Task objective: Go over the entries below line by line, copying each one that contains the word "with".

Source data:
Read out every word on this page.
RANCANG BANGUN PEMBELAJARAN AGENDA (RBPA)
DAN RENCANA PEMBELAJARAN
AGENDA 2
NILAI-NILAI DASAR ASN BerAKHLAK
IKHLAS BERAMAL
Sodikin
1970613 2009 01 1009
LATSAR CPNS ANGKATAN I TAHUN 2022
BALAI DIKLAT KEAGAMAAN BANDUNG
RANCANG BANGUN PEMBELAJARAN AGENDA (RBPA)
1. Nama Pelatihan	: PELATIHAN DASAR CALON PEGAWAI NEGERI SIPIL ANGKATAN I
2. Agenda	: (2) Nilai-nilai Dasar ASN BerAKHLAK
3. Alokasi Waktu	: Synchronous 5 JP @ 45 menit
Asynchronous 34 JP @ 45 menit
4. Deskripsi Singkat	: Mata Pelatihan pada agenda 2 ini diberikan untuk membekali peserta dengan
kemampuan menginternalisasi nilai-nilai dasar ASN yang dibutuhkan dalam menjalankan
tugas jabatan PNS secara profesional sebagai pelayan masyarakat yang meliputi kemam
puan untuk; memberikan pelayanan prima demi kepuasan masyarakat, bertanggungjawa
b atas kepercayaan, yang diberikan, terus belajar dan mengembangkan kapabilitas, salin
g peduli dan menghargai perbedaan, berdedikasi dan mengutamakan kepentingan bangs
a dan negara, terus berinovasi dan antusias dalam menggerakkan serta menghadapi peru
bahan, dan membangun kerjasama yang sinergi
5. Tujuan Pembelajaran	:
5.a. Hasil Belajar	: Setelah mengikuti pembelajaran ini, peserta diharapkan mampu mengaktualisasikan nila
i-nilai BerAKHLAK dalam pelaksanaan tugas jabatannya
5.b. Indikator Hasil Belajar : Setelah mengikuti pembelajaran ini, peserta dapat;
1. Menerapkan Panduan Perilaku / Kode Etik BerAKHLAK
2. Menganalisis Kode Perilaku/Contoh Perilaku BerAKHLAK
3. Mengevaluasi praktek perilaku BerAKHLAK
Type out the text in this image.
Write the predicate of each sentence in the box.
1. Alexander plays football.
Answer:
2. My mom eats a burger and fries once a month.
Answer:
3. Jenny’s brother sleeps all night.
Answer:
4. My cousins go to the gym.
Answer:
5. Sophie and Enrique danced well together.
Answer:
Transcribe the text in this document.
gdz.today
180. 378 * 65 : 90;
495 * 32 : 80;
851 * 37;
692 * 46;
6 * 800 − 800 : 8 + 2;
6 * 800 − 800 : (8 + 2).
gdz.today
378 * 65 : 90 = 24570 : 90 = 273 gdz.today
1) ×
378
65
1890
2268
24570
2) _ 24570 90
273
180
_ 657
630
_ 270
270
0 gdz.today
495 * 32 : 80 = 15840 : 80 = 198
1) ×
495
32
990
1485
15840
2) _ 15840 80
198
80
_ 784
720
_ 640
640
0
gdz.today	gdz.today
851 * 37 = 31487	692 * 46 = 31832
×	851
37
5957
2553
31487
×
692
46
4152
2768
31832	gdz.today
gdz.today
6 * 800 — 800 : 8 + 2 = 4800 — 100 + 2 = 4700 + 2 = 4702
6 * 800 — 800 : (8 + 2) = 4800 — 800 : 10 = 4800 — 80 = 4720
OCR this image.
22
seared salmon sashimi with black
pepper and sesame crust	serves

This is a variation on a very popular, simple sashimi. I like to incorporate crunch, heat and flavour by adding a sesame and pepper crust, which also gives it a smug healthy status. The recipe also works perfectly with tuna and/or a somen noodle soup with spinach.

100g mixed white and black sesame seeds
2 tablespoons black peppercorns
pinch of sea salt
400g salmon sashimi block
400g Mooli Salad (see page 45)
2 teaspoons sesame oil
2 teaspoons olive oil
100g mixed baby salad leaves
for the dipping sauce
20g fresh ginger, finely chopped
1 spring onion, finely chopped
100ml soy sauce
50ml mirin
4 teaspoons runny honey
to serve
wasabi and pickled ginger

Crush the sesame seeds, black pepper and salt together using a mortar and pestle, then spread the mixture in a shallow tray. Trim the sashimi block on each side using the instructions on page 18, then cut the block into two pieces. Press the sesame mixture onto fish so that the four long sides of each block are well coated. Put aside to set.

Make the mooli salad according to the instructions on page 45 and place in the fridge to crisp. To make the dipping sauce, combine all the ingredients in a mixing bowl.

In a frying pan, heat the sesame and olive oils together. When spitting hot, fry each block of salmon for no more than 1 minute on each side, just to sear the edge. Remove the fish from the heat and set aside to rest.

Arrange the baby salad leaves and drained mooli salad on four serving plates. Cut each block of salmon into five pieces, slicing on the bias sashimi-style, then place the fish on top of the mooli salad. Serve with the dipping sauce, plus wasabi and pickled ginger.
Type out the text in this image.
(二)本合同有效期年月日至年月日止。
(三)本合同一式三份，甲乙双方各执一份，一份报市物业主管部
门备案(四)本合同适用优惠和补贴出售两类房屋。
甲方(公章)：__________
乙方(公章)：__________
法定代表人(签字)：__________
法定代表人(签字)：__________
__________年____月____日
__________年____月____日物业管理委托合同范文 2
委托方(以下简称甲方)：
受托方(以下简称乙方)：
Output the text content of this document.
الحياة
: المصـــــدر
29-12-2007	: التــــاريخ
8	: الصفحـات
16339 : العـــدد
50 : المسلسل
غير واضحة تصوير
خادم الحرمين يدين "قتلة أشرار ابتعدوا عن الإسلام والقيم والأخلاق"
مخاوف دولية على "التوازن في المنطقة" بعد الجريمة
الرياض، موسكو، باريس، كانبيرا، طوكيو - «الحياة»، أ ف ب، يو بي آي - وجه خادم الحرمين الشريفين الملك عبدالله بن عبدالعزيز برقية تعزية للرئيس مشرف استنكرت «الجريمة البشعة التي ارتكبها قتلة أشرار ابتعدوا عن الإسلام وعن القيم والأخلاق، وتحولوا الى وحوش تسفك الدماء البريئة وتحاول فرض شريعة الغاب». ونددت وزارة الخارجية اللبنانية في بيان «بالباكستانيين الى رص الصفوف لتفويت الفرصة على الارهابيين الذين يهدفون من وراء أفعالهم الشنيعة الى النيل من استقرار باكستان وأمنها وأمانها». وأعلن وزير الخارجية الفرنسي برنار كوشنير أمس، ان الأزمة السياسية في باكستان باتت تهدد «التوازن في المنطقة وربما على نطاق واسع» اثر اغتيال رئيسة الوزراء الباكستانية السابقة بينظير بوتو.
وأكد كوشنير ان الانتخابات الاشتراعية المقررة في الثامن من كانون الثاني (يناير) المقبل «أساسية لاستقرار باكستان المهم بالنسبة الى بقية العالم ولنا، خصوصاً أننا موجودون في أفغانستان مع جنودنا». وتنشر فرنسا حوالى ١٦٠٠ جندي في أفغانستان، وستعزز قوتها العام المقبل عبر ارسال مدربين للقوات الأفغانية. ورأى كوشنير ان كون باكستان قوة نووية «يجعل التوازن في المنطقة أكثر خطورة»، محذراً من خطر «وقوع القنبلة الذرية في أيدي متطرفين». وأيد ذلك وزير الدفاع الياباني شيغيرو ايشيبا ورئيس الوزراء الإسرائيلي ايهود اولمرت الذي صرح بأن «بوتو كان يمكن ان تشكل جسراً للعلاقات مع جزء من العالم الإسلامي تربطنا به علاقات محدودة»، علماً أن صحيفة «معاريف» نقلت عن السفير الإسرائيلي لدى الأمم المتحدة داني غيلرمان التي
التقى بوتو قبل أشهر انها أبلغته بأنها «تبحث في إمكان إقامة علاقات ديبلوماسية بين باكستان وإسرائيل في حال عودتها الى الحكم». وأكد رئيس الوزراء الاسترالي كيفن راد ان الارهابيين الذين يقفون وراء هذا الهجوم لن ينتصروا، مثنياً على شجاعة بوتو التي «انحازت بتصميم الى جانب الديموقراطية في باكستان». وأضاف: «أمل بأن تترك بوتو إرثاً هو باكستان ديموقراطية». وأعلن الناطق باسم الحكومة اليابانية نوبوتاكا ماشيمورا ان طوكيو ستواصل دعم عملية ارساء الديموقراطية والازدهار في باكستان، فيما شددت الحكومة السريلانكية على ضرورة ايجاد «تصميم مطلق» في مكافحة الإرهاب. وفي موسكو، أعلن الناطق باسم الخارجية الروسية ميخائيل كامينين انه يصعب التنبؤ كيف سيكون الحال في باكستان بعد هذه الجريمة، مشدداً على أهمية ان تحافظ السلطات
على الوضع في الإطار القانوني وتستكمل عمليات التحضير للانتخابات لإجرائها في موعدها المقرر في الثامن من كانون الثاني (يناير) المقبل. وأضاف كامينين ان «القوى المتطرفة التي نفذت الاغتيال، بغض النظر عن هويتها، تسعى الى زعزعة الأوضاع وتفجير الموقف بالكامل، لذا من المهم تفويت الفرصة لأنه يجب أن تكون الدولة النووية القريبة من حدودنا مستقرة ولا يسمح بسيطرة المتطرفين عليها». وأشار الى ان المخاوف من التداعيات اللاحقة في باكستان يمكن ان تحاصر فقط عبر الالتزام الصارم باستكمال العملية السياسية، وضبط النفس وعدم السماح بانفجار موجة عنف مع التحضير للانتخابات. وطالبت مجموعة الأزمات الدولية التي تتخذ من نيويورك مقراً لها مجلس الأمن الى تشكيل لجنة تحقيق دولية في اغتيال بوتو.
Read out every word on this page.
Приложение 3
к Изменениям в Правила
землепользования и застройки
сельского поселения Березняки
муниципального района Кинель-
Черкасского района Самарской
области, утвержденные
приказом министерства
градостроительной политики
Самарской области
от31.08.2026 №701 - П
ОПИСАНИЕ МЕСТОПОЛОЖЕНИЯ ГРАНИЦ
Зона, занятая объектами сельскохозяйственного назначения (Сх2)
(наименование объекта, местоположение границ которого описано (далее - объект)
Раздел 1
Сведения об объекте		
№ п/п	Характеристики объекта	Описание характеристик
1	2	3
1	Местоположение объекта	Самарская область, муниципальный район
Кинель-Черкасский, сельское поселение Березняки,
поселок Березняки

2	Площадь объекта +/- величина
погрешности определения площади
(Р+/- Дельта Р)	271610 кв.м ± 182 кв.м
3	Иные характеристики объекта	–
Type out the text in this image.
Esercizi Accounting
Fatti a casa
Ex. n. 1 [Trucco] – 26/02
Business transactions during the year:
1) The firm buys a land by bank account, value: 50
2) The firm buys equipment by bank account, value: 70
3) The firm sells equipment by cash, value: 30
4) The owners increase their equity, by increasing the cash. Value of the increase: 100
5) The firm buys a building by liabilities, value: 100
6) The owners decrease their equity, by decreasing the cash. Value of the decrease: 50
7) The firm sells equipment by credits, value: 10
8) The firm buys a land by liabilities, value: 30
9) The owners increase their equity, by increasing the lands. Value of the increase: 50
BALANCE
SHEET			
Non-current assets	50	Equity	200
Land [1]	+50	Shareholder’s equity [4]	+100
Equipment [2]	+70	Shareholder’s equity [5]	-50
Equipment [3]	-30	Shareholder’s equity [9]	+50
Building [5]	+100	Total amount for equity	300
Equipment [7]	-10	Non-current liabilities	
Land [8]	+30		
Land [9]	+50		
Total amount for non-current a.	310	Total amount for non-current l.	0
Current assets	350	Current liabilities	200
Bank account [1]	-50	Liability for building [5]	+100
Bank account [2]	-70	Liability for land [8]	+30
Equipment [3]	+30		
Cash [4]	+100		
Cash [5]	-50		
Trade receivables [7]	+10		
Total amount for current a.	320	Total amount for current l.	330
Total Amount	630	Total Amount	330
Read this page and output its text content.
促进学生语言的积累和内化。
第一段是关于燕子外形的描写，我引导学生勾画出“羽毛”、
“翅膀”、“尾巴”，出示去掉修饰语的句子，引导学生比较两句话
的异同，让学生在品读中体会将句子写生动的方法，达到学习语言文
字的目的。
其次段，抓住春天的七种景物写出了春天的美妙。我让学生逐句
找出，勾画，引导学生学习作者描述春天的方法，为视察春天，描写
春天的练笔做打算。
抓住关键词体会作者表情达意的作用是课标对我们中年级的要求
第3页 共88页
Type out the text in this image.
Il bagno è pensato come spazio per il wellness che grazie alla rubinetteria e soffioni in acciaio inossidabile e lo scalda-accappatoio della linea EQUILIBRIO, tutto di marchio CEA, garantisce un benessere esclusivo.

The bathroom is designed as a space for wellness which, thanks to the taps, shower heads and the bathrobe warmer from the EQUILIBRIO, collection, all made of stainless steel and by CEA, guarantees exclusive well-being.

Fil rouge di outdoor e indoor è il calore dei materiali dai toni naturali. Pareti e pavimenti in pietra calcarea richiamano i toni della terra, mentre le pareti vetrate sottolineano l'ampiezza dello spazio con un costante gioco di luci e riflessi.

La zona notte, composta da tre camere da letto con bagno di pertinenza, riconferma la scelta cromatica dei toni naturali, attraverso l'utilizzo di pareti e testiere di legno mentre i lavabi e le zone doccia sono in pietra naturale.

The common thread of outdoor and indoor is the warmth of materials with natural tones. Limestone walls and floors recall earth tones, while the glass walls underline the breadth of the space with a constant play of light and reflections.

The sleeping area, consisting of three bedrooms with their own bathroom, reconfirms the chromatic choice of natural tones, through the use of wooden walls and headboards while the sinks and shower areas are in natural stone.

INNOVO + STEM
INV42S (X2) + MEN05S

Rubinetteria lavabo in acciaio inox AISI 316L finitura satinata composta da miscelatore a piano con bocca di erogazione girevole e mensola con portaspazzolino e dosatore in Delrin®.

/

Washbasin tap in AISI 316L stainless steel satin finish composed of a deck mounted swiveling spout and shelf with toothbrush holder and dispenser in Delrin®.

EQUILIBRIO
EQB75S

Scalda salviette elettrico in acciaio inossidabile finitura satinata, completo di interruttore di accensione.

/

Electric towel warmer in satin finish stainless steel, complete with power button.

Answer to this problem:
seared salmon sashimi with black
This is a variation on a very popular, simple sashimi. I like to incorporate crunch, heat and flavour by adding a sesame and pepper crust, which also gives it a smug healthy status. The recipe also works perfectly with tuna and/or a somen noodle soup with spinach.
Arrange the baby salad leaves and drained mooli salad on four serving plates. Cut each block of salmon into five pieces, slicing on the bias sashimi-style, then place the fish on top of the mooli salad. Serve with the dipping sauce, plus wasabi and pickled ginger.
The common thread of outdoor and indoor is the warmth of materials with natural tones. Limestone walls and floors recall earth tones, while the glass walls underline the breadth of the space with a constant play of light and reflections.
The sleeping area, consisting of three bedrooms with their own bathroom, reconfirms the chromatic choice of natural tones, through the use of wooden walls and headboards while the sinks and shower areas are in natural stone.
Washbasin tap in AISI 316L stainless steel satin finish composed of a deck mounted swiveling spout and shelf with toothbrush holder and dispenser in Delrin®.
Electric towel warmer in satin finish stainless steel, complete with power button.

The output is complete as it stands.